Provided information »
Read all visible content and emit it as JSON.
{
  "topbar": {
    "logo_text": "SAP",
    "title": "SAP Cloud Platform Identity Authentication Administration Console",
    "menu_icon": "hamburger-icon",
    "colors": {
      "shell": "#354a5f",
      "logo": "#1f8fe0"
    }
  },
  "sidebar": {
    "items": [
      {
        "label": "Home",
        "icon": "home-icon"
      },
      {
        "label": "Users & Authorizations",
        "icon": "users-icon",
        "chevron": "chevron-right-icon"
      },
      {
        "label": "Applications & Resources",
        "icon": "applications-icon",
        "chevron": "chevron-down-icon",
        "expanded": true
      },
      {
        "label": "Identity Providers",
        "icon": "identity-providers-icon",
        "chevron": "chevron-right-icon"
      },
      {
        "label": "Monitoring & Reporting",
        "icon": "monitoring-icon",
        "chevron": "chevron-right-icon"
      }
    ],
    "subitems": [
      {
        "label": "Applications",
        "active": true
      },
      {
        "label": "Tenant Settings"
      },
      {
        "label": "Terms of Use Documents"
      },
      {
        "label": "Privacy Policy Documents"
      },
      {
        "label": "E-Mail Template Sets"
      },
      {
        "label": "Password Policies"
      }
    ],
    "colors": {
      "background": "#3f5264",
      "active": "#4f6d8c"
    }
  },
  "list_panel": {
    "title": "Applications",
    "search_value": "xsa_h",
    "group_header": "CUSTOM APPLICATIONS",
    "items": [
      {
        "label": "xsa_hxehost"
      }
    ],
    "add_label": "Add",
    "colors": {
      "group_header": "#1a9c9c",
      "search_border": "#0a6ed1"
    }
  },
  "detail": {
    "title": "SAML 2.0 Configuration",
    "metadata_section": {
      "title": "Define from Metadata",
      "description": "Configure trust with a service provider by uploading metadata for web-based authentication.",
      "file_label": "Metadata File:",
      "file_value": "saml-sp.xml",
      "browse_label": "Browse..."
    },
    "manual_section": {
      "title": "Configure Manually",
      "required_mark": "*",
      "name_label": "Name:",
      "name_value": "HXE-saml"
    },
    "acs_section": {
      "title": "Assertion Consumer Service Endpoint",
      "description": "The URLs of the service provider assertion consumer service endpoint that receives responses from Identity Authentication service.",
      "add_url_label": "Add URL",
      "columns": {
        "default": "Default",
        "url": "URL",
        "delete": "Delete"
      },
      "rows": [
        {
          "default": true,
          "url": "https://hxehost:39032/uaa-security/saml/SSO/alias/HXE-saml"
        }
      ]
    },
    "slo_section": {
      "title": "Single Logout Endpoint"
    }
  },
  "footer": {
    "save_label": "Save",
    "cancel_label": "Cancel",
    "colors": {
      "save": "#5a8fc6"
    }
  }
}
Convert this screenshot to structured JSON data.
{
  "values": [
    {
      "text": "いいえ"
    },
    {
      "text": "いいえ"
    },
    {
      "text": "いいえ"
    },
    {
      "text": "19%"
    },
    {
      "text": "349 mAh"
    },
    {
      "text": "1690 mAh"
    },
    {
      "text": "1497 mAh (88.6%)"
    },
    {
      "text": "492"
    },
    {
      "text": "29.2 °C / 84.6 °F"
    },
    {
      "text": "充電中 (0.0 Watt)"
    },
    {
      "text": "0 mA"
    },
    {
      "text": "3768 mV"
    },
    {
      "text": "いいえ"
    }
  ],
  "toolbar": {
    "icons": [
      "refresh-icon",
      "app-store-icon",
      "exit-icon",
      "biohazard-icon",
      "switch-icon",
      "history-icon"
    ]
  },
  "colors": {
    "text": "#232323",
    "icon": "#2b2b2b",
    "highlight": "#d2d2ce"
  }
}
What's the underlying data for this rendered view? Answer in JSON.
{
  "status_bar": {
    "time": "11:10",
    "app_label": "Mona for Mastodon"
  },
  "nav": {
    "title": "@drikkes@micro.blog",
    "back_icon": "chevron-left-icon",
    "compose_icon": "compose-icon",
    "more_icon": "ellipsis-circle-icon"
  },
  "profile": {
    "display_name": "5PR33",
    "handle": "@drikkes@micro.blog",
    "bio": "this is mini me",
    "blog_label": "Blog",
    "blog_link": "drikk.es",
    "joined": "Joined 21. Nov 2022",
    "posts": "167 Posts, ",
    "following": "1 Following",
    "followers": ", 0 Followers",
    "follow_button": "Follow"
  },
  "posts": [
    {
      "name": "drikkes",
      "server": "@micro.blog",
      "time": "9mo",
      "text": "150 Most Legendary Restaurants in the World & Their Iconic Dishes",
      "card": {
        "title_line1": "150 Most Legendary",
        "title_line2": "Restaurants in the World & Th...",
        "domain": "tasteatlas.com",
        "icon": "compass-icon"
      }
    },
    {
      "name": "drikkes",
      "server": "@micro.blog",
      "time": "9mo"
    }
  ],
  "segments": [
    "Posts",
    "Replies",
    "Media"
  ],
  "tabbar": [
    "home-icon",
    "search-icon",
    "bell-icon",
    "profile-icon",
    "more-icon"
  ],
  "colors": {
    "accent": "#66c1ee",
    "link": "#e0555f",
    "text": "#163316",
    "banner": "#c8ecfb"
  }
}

Required work »
Working from the material above, retype it in its entirety without change.

Response to the exercise »
Read all visible content and emit it as JSON.
{
  "topbar": {
    "logo_text": "SAP",
    "title": "SAP Cloud Platform Identity Authentication Administration Console",
    "menu_icon": "hamburger-icon",
    "colors": {
      "shell": "#354a5f",
      "logo": "#1f8fe0"
    }
  },
  "sidebar": {
    "items": [
      {
        "label": "Home",
        "icon": "home-icon"
      },
      {
        "label": "Users & Authorizations",
        "icon": "users-icon",
        "chevron": "chevron-right-icon"
      },
      {
        "label": "Applications & Resources",
        "icon": "applications-icon",
        "chevron": "chevron-down-icon",
        "expanded": true
      },
      {
        "label": "Identity Providers",
        "icon": "identity-providers-icon",
        "chevron": "chevron-right-icon"
      },
      {
        "label": "Monitoring & Reporting",
        "icon": "monitoring-icon",
        "chevron": "chevron-right-icon"
      }
    ],
    "subitems": [
      {
        "label": "Applications",
        "active": true
      },
      {
        "label": "Tenant Settings"
      },
      {
        "label": "Terms of Use Documents"
      },
      {
        "label": "Privacy Policy Documents"
      },
      {
        "label": "E-Mail Template Sets"
      },
      {
        "label": "Password Policies"
      }
    ],
    "colors": {
      "background": "#3f5264",
      "active": "#4f6d8c"
    }
  },
  "list_panel": {
    "title": "Applications",
    "search_value": "xsa_h",
    "group_header": "CUSTOM APPLICATIONS",
    "items": [
      {
        "label": "xsa_hxehost"
      }
    ],
    "add_label": "Add",
    "colors": {
      "group_header": "#1a9c9c",
      "search_border": "#0a6ed1"
    }
  },
  "detail": {
    "title": "SAML 2.0 Configuration",
    "metadata_section": {
      "title": "Define from Metadata",
      "description": "Configure trust with a service provider by uploading metadata for web-based authentication.",
      "file_label": "Metadata File:",
      "file_value": "saml-sp.xml",
      "browse_label": "Browse..."
    },
    "manual_section": {
      "title": "Configure Manually",
      "required_mark": "*",
      "name_label": "Name:",
      "name_value": "HXE-saml"
    },
    "acs_section": {
      "title": "Assertion Consumer Service Endpoint",
      "description": "The URLs of the service provider assertion consumer service endpoint that receives responses from Identity Authentication service.",
      "add_url_label": "Add URL",
      "columns": {
        "default": "Default",
        "url": "URL",
        "delete": "Delete"
      },
      "rows": [
        {
          "default": true,
          "url": "https://hxehost:39032/uaa-security/saml/SSO/alias/HXE-saml"
        }
      ]
    },
    "slo_section": {
      "title": "Single Logout Endpoint"
    }
  },
  "footer": {
    "save_label": "Save",
    "cancel_label": "Cancel",
    "colors": {
      "save": "#5a8fc6"
    }
  }
}
Convert this screenshot to structured JSON data.
{
  "values": [
    {
      "text": "いいえ"
    },
    {
      "text": "いいえ"
    },
    {
      "text": "いいえ"
    },
    {
      "text": "19%"
    },
    {
      "text": "349 mAh"
    },
    {
      "text": "1690 mAh"
    },
    {
      "text": "1497 mAh (88.6%)"
    },
    {
      "text": "492"
    },
    {
      "text": "29.2 °C / 84.6 °F"
    },
    {
      "text": "充電中 (0.0 Watt)"
    },
    {
      "text": "0 mA"
    },
    {
      "text": "3768 mV"
    },
    {
      "text": "いいえ"
    }
  ],
  "toolbar": {
    "icons": [
      "refresh-icon",
      "app-store-icon",
      "exit-icon",
      "biohazard-icon",
      "switch-icon",
      "history-icon"
    ]
  },
  "colors": {
    "text": "#232323",
    "icon": "#2b2b2b",
    "highlight": "#d2d2ce"
  }
}
What's the underlying data for this rendered view? Answer in JSON.
{
  "status_bar": {
    "time": "11:10",
    "app_label": "Mona for Mastodon"
  },
  "nav": {
    "title": "@drikkes@micro.blog",
    "back_icon": "chevron-left-icon",
    "compose_icon": "compose-icon",
    "more_icon": "ellipsis-circle-icon"
  },
  "profile": {
    "display_name": "5PR33",
    "handle": "@drikkes@micro.blog",
    "bio": "this is mini me",
    "blog_label": "Blog",
    "blog_link": "drikk.es",
    "joined": "Joined 21. Nov 2022",
    "posts": "167 Posts, ",
    "following": "1 Following",
    "followers": ", 0 Followers",
    "follow_button": "Follow"
  },
  "posts": [
    {
      "name": "drikkes",
      "server": "@micro.blog",
      "time": "9mo",
      "text": "150 Most Legendary Restaurants in the World & Their Iconic Dishes",
      "card": {
        "title_line1": "150 Most Legendary",
        "title_line2": "Restaurants in the World & Th...",
        "domain": "tasteatlas.com",
        "icon": "compass-icon"
      }
    },
    {
      "name": "drikkes",
      "server": "@micro.blog",
      "time": "9mo"
    }
  ],
  "segments": [
    "Posts",
    "Replies",
    "Media"
  ],
  "tabbar": [
    "home-icon",
    "search-icon",
    "bell-icon",
    "profile-icon",
    "more-icon"
  ],
  "colors": {
    "accent": "#66c1ee",
    "link": "#e0555f",
    "text": "#163316",
    "banner": "#c8ecfb"
  }
}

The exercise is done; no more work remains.